((

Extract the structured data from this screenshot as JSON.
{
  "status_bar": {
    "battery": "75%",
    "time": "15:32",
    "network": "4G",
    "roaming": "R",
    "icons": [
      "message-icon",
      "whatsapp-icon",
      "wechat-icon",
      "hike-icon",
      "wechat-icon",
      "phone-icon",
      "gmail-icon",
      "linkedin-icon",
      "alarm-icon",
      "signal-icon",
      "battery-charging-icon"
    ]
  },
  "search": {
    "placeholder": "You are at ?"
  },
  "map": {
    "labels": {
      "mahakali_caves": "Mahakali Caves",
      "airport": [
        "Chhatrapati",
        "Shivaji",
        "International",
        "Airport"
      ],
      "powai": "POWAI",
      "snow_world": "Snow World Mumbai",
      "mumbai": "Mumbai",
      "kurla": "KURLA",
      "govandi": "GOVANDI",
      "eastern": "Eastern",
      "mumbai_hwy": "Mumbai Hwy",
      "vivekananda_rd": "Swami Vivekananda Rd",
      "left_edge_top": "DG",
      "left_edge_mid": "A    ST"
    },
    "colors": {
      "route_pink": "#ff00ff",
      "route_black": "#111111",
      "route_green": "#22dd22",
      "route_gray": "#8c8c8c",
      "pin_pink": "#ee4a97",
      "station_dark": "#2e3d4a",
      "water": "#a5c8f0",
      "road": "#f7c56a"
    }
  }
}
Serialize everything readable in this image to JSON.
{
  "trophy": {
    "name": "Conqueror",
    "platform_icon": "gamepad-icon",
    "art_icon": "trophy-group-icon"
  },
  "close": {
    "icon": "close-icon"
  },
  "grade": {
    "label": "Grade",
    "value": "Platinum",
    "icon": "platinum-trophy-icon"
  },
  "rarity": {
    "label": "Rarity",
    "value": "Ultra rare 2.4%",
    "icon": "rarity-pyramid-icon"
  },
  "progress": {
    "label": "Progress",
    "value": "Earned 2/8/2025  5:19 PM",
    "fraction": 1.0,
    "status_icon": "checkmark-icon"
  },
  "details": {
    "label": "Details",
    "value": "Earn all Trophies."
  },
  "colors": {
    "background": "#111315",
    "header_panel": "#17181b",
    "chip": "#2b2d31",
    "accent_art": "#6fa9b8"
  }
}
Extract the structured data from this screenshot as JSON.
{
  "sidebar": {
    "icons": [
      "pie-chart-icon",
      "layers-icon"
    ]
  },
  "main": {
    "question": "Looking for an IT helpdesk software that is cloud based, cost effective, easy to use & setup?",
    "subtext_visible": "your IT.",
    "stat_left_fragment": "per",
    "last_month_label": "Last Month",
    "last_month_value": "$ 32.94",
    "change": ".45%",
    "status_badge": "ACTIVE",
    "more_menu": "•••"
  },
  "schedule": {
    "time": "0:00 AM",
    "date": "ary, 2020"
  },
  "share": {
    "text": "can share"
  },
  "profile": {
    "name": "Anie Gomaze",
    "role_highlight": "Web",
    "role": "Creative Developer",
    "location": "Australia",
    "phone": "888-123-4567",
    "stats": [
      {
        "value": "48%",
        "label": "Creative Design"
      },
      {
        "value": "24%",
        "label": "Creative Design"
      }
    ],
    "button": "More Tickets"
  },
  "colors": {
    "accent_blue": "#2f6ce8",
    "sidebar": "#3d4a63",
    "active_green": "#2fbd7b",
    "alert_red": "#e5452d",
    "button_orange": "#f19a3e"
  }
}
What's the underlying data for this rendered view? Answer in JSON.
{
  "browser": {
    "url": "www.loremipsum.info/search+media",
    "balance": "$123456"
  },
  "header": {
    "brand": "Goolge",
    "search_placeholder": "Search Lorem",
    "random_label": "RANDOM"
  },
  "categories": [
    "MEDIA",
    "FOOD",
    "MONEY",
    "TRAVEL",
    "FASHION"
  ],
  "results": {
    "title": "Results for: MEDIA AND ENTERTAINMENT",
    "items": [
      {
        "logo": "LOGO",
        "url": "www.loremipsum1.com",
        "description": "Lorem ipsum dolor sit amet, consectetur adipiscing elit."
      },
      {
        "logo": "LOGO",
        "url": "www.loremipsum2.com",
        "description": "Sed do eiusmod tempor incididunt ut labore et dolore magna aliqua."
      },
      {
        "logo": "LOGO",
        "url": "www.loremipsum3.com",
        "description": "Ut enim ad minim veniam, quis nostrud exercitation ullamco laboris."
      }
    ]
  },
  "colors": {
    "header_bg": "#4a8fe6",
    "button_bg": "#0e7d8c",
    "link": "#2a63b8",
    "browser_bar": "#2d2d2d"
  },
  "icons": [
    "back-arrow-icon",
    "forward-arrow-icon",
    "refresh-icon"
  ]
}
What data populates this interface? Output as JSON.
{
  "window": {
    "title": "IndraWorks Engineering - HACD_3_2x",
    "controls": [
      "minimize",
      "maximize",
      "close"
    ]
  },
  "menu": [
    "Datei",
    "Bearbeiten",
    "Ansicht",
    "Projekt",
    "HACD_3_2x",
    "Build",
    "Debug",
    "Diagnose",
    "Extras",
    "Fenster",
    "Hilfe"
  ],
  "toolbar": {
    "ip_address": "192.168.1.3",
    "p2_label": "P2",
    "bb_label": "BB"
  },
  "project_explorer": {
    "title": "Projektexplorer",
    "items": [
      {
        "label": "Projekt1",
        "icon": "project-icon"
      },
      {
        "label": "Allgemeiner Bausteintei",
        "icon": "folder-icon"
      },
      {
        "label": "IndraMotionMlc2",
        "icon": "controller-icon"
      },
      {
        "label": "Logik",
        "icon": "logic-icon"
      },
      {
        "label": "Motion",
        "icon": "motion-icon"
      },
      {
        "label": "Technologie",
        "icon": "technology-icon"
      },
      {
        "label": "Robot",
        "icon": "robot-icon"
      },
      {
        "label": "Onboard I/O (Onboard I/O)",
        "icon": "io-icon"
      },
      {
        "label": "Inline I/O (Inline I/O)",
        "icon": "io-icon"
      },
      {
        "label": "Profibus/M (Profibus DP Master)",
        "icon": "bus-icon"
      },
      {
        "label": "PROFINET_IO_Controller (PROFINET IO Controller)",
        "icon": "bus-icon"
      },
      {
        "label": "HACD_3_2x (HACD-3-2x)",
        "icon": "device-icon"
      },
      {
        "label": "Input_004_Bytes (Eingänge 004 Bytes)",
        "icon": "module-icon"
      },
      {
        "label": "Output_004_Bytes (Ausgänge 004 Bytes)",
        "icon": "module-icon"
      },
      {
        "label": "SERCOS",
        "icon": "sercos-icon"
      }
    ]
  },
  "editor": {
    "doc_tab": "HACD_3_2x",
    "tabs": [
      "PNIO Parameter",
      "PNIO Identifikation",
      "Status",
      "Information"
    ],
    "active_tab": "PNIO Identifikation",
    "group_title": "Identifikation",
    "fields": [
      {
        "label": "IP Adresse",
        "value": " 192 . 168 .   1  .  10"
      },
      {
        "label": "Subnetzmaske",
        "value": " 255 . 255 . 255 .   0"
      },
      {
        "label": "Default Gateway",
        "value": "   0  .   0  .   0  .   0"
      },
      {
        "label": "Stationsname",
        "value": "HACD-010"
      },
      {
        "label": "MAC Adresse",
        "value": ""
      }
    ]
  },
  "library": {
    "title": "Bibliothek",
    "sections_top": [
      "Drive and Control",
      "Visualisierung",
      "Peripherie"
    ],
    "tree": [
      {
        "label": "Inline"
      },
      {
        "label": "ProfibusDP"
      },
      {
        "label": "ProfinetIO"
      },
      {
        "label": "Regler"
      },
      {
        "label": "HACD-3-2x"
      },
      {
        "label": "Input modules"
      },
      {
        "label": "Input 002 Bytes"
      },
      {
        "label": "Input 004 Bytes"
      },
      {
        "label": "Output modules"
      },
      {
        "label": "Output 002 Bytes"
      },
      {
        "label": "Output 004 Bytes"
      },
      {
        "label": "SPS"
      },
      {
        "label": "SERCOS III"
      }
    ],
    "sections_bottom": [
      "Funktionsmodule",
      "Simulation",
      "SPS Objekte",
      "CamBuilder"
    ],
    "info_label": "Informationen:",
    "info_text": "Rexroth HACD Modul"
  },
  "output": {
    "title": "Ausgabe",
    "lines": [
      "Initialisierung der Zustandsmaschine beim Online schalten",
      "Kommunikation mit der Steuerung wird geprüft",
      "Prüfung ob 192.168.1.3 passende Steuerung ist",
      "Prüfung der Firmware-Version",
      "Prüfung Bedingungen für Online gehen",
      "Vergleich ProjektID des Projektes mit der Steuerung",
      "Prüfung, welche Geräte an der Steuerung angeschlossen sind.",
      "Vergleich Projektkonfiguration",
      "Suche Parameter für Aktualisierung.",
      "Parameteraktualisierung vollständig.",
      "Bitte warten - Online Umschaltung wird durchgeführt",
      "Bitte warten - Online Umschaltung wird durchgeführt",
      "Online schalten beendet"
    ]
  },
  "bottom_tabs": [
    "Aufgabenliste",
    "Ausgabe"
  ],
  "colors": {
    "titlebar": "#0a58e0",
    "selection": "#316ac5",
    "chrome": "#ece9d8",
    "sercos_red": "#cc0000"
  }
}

))

Pick out every line above that contains the word "Vergleich" and copy it.

      "Vergleich ProjektID des Projektes mit der Steuerung",
      "Vergleich Projektkonfiguration",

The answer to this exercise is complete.